■ Problem to work on: Set all the material down again unchanged, without the pictures.

*****

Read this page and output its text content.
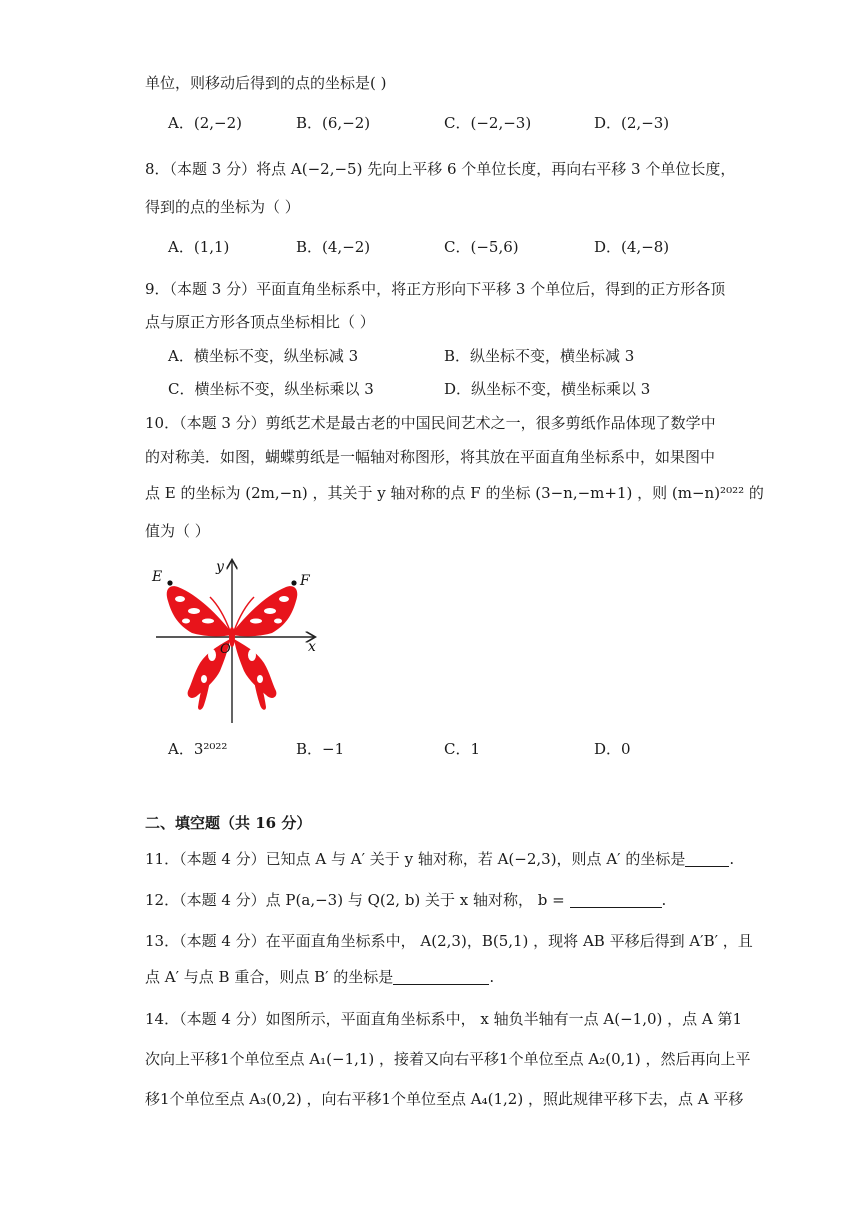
单位，则移动后得到的点的坐标是( )
A．(2,−2)	B．(6,−2)	C．(−2,−3)	D．(2,−3)
8．（本题 3 分）将点 A(−2,−5) 先向上平移 6 个单位长度，再向右平移 3 个单位长度，
得到的点的坐标为（ ）
A．(1,1)	B．(4,−2)	C．(−5,6)	D．(4,−8)
9．（本题 3 分）平面直角坐标系中，将正方形向下平移 3 个单位后，得到的正方形各顶
点与原正方形各顶点坐标相比（ ）
A．横坐标不变，纵坐标减 3	B．纵坐标不变，横坐标减 3
C．横坐标不变，纵坐标乘以 3	D．纵坐标不变，横坐标乘以 3
10．（本题 3 分）剪纸艺术是最古老的中国民间艺术之一，很多剪纸作品体现了数学中
的对称美．如图，蝴蝶剪纸是一幅轴对称图形，将其放在平面直角坐标系中，如果图中
点 E 的坐标为 (2m,−n) ，其关于 y 轴对称的点 F 的坐标 (3−n,−m+1) ，则 (m−n)²⁰²² 的
值为（ ）
E	F
y
x
O
A．3²⁰²²	B．−1	C．1	D．0
二、填空题（共 16 分）
11．（本题 4 分）已知点 A 与 A′ 关于 y 轴对称，若 A(−2,3)，则点 A′ 的坐标是	.
12．（本题 4 分）点 P(a,−3) 与 Q(2, b) 关于 x 轴对称， b =	.
13．（本题 4 分）在平面直角坐标系中， A(2,3)，B(5,1) ，现将 AB 平移后得到 A′B′ ，且
点 A′ 与点 B 重合，则点 B′ 的坐标是	.
14．（本题 4 分）如图所示，平面直角坐标系中， x 轴负半轴有一点 A(−1,0) ，点 A 第1
次向上平移1个单位至点 A₁(−1,1) ，接着又向右平移1个单位至点 A₂(0,1) ，然后再向上平
移1个单位至点 A₃(0,2) ，向右平移1个单位至点 A₄(1,2) ，照此规律平移下去，点 A 平移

*****

■ Final answer:
Read this page and output its text content.
单位，则移动后得到的点的坐标是( )
A．(2,−2)	B．(6,−2)	C．(−2,−3)	D．(2,−3)
8．（本题 3 分）将点 A(−2,−5) 先向上平移 6 个单位长度，再向右平移 3 个单位长度，
得到的点的坐标为（ ）
A．(1,1)	B．(4,−2)	C．(−5,6)	D．(4,−8)
9．（本题 3 分）平面直角坐标系中，将正方形向下平移 3 个单位后，得到的正方形各顶
点与原正方形各顶点坐标相比（ ）
A．横坐标不变，纵坐标减 3	B．纵坐标不变，横坐标减 3
C．横坐标不变，纵坐标乘以 3	D．纵坐标不变，横坐标乘以 3
10．（本题 3 分）剪纸艺术是最古老的中国民间艺术之一，很多剪纸作品体现了数学中
的对称美．如图，蝴蝶剪纸是一幅轴对称图形，将其放在平面直角坐标系中，如果图中
点 E 的坐标为 (2m,−n) ，其关于 y 轴对称的点 F 的坐标 (3−n,−m+1) ，则 (m−n)²⁰²² 的
值为（ ）
E	F
y
x
O
A．3²⁰²²	B．−1	C．1	D．0
二、填空题（共 16 分）
11．（本题 4 分）已知点 A 与 A′ 关于 y 轴对称，若 A(−2,3)，则点 A′ 的坐标是	.
12．（本题 4 分）点 P(a,−3) 与 Q(2, b) 关于 x 轴对称， b =	.
13．（本题 4 分）在平面直角坐标系中， A(2,3)，B(5,1) ，现将 AB 平移后得到 A′B′ ，且
点 A′ 与点 B 重合，则点 B′ 的坐标是	.
14．（本题 4 分）如图所示，平面直角坐标系中， x 轴负半轴有一点 A(−1,0) ，点 A 第1
次向上平移1个单位至点 A₁(−1,1) ，接着又向右平移1个单位至点 A₂(0,1) ，然后再向上平
移1个单位至点 A₃(0,2) ，向右平移1个单位至点 A₄(1,2) ，照此规律平移下去，点 A 平移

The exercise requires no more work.